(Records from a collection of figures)

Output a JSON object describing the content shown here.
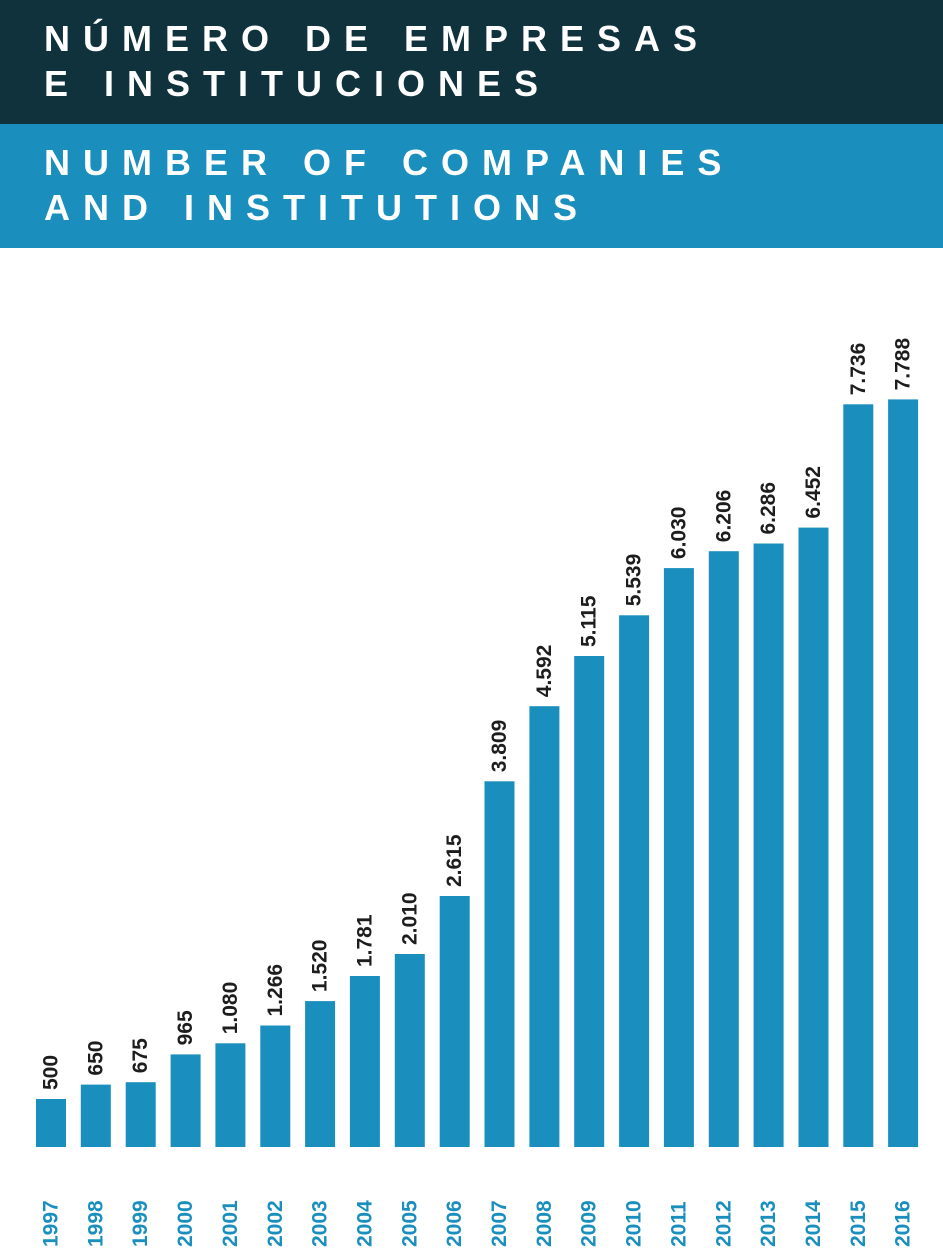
{
  "title_es": {
    "line1": "NÚMERO DE EMPRESAS",
    "line2": "E INSTITUCIONES"
  },
  "title_en": {
    "line1": "NUMBER OF COMPANIES",
    "line2": "AND INSTITUTIONS"
  },
  "colors": {
    "header_dark": "#10323d",
    "header_blue": "#1a8fbd",
    "bar": "#1a8fbd",
    "year_text": "#1a8fbd",
    "value_text": "#1d1d1d"
  },
  "chart_data": {
    "type": "bar",
    "categories": [
      "1997",
      "1998",
      "1999",
      "2000",
      "2001",
      "2002",
      "2003",
      "2004",
      "2005",
      "2006",
      "2007",
      "2008",
      "2009",
      "2010",
      "2011",
      "2012",
      "2013",
      "2014",
      "2015",
      "2016"
    ],
    "values": [
      500,
      650,
      675,
      965,
      1080,
      1266,
      1520,
      1781,
      2010,
      2615,
      3809,
      4592,
      5115,
      5539,
      6030,
      6206,
      6286,
      6452,
      7736,
      7788
    ],
    "value_labels": [
      "500",
      "650",
      "675",
      "965",
      "1.080",
      "1.266",
      "1.520",
      "1.781",
      "2.010",
      "2.615",
      "3.809",
      "4.592",
      "5.115",
      "5.539",
      "6.030",
      "6.206",
      "6.286",
      "6.452",
      "7.736",
      "7.788"
    ],
    "title": "NUMBER OF COMPANIES AND INSTITUTIONS",
    "xlabel": "",
    "ylabel": "",
    "grid": false,
    "legend": "none"
  }
}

### [Description of the task]
In the listing, find every line containing the word "NUMBER" and list it.

### [Exercise result]
    "line1": "NUMBER OF COMPANIES",
    "title": "NUMBER OF COMPANIES AND INSTITUTIONS",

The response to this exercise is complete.